§ **Brief**
Output the full listing word for word.
— START Records for the task —
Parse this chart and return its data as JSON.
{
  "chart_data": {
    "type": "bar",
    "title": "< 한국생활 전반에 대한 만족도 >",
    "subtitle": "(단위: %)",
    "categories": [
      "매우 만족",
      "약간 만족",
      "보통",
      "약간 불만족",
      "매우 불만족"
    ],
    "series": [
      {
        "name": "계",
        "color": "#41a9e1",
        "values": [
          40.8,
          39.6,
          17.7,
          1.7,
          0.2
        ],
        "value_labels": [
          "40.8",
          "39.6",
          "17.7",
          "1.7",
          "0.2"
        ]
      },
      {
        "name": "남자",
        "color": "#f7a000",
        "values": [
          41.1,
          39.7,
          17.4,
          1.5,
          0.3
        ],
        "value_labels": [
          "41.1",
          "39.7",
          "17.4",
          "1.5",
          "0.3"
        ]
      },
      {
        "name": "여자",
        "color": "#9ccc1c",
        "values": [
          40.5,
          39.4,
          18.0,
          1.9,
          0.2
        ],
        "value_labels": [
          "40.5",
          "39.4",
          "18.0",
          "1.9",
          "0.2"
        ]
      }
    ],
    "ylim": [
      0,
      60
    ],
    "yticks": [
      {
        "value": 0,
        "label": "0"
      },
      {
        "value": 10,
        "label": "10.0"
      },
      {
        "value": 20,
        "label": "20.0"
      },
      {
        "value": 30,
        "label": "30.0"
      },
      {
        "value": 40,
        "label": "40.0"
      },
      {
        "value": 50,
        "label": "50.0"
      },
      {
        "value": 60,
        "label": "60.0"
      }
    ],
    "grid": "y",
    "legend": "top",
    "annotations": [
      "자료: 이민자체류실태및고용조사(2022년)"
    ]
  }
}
— END Records for the task —
§ **Exercise answer**
Parse this chart and return its data as JSON.
{
  "chart_data": {
    "type": "bar",
    "title": "< 한국생활 전반에 대한 만족도 >",
    "subtitle": "(단위: %)",
    "categories": [
      "매우 만족",
      "약간 만족",
      "보통",
      "약간 불만족",
      "매우 불만족"
    ],
    "series": [
      {
        "name": "계",
        "color": "#41a9e1",
        "values": [
          40.8,
          39.6,
          17.7,
          1.7,
          0.2
        ],
        "value_labels": [
          "40.8",
          "39.6",
          "17.7",
          "1.7",
          "0.2"
        ]
      },
      {
        "name": "남자",
        "color": "#f7a000",
        "values": [
          41.1,
          39.7,
          17.4,
          1.5,
          0.3
        ],
        "value_labels": [
          "41.1",
          "39.7",
          "17.4",
          "1.5",
          "0.3"
        ]
      },
      {
        "name": "여자",
        "color": "#9ccc1c",
        "values": [
          40.5,
          39.4,
          18.0,
          1.9,
          0.2
        ],
        "value_labels": [
          "40.5",
          "39.4",
          "18.0",
          "1.9",
          "0.2"
        ]
      }
    ],
    "ylim": [
      0,
      60
    ],
    "yticks": [
      {
        "value": 0,
        "label": "0"
      },
      {
        "value": 10,
        "label": "10.0"
      },
      {
        "value": 20,
        "label": "20.0"
      },
      {
        "value": 30,
        "label": "30.0"
      },
      {
        "value": 40,
        "label": "40.0"
      },
      {
        "value": 50,
        "label": "50.0"
      },
      {
        "value": 60,
        "label": "60.0"
      }
    ],
    "grid": "y",
    "legend": "top",
    "annotations": [
      "자료: 이민자체류실태및고용조사(2022년)"
    ]
  }
}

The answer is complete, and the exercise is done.